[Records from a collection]
^^^^
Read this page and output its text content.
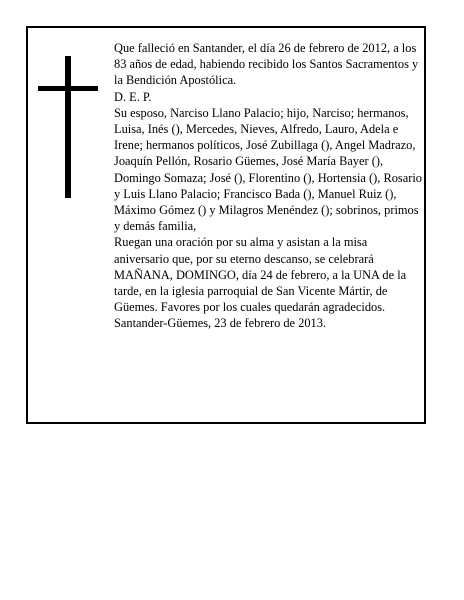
Que falleció en Santander, el día 26 de febrero de 2012, a los 83 años de edad, habiendo recibido los Santos Sacramentos y la Bendición Apostólica.

D. E. P.

Su esposo, Narciso Llano Palacio; hijo, Narciso; hermanos, Luisa, Inés (), Mercedes, Nieves, Alfredo, Lauro, Adela e Irene; hermanos políticos, José Zubillaga (), Angel Madrazo, Joaquín Pellón, Rosario Güemes, José María Bayer (), Domingo Somaza; José (), Florentino (), Hortensia (), Rosario y Luis Llano Palacio; Francisco Bada (), Manuel Ruiz (), Máximo Gómez () y Milagros Menéndez (); sobrinos, primos y demás familia,

Ruegan una oración por su alma y asistan a la misa aniversario que, por su eterno descanso, se celebrará MAÑANA, DOMINGO, día 24 de febrero, a la UNA de la tarde, en la iglesia parroquial de San Vicente Mártir, de Güemes. Favores por los cuales quedarán agradecidos.

Santander-Güemes, 23 de febrero de 2013.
^^^^
# GIVEN EXERCISE:
Find each line in the records holding the string "febrero" and show it.

# SOLUTION FOR THIS EXERCISE:
Que falleció en Santander, el día 26 de febrero de 2012, a los 83 años de edad, habiendo recibido los Santos Sacramentos y la Bendición Apostólica.
Ruegan una oración por su alma y asistan a la misa aniversario que, por su eterno descanso, se celebrará MAÑANA, DOMINGO, día 24 de febrero, a la UNA de la tarde, en la iglesia parroquial de San Vicente Mártir, de Güemes. Favores por los cuales quedarán agradecidos.
Santander-Güemes, 23 de febrero de 2013.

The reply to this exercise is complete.